Write out the lines of the data from the one containing "brand-value-label: 公司品牌价值 xyxy=(16,562,232,596)" through the one containing "table-cell: 0.31 xyxy=(546,430,587,451)", both included, as a numbered list with blank lines omitted.

--- START Exercise data ---

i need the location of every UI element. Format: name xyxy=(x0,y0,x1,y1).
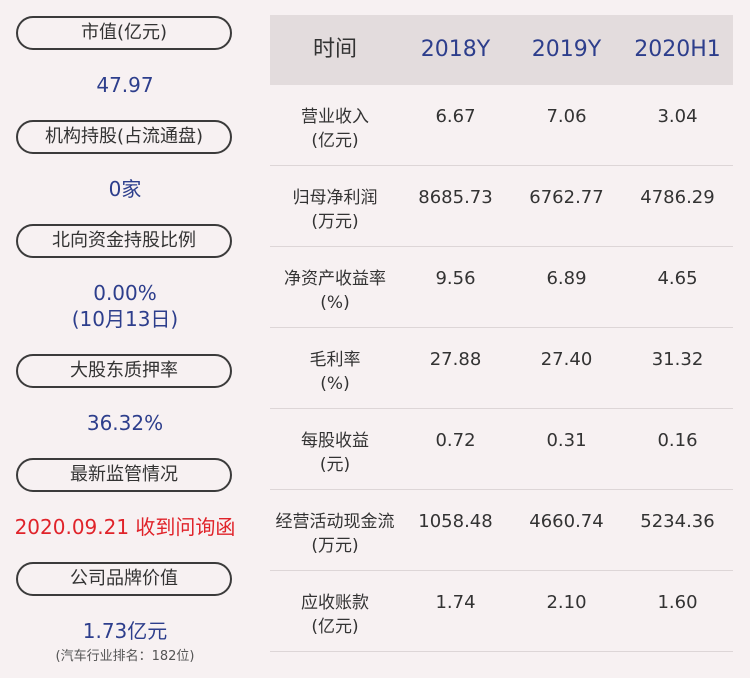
brand-value-label: 公司品牌价值 xyxy=(16,562,232,596)
table-cell: 5234.36 xyxy=(640,511,715,532)
table-cell: 8685.73 xyxy=(418,187,493,208)
row-label: 营业收入 (亿元) xyxy=(301,107,369,151)
table-cell: 0.31 xyxy=(546,430,587,451)
table-cell: 31.32 xyxy=(651,349,704,370)
table-cell: 27.88 xyxy=(429,349,482,370)
row-label: 归母净利润 (万元) xyxy=(292,188,378,232)
header-period-label: 时间 xyxy=(312,37,357,62)
table-cell: 9.56 xyxy=(435,268,476,289)
market-cap-value: 47.97 xyxy=(96,73,154,97)
institutional-holding-label: 机构持股(占流通盘) xyxy=(16,120,232,154)
header-year: 2018Y xyxy=(420,37,491,62)
northbound-ratio-date: (10月13日) xyxy=(71,307,179,331)
table-row: 每股收益 (元) 0.72 0.31 0.16 xyxy=(270,409,733,490)
table-row: 应收账款 (亿元) 1.74 2.10 1.60 xyxy=(270,571,733,652)
stock-summary-panel: 市值(亿元) 47.97 机构持股(占流通盘) 0家 北向资金持股比例 0.00… xyxy=(0,0,250,678)
table-row: 归母净利润 (万元) 8685.73 6762.77 4786.29 xyxy=(270,166,733,247)
table-cell: 7.06 xyxy=(546,106,587,127)
table-cell: 4786.29 xyxy=(640,187,715,208)
table-cell: 27.40 xyxy=(540,349,593,370)
row-label: 每股收益 (元) xyxy=(301,431,369,475)
table-cell: 1.60 xyxy=(657,592,698,613)
table-cell: 6.67 xyxy=(435,106,476,127)
table-cell: 3.04 xyxy=(657,106,698,127)
northbound-ratio-value: 0.00% xyxy=(93,281,157,305)
table-cell: 0.72 xyxy=(435,430,476,451)
header-year: 2019Y xyxy=(531,37,602,62)
table-cell: 4660.74 xyxy=(529,511,604,532)
row-label: 净资产收益率 (%) xyxy=(284,269,386,313)
table-row: 营业收入 (亿元) 6.67 7.06 3.04 xyxy=(270,85,733,166)
brand-rank-note: (汽车行业排名：182位) xyxy=(55,649,195,664)
northbound-ratio-label: 北向资金持股比例 xyxy=(16,224,232,258)
market-cap-label: 市值(亿元) xyxy=(16,16,232,50)
table-cell: 2.10 xyxy=(546,592,587,613)
table-row: 毛利率 (%) 27.88 27.40 31.32 xyxy=(270,328,733,409)
regulatory-status-value: 2020.09.21 收到问询函 xyxy=(14,515,236,539)
table-cell: 4.65 xyxy=(657,268,698,289)
table-cell: 1058.48 xyxy=(418,511,493,532)
table-cell: 0.16 xyxy=(657,430,698,451)
header-year: 2020H1 xyxy=(634,37,721,62)
institutional-holding-value: 0家 xyxy=(108,177,142,201)
pledge-ratio-label: 大股东质押率 xyxy=(16,354,232,388)
brand-value-value: 1.73亿元 xyxy=(82,619,168,643)
regulatory-status-label: 最新监管情况 xyxy=(16,458,232,492)
table-row: 净资产收益率 (%) 9.56 6.89 4.65 xyxy=(270,247,733,328)
table-cell: 6762.77 xyxy=(529,187,604,208)
pledge-ratio-value: 36.32% xyxy=(86,411,164,435)
table-cell: 1.74 xyxy=(435,592,476,613)
row-label: 毛利率 (%) xyxy=(309,350,361,394)
table-row: 经营活动现金流 (万元) 1058.48 4660.74 5234.36 xyxy=(270,490,733,571)
row-label: 应收账款 (亿元) xyxy=(301,593,369,637)
table-header: 时间 2018Y 2019Y 2020H1 xyxy=(270,15,733,85)
row-label: 经营活动现金流 (万元) xyxy=(275,512,395,556)
table-cell: 6.89 xyxy=(546,268,587,289)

--- END Exercise data ---

*Response*:
1. brand-value-label: 公司品牌价值 xyxy=(16,562,232,596)
2. table-cell: 5234.36 xyxy=(640,511,715,532)
3. table-cell: 8685.73 xyxy=(418,187,493,208)
4. row-label: 营业收入 (亿元) xyxy=(301,107,369,151)
5. table-cell: 0.31 xyxy=(546,430,587,451)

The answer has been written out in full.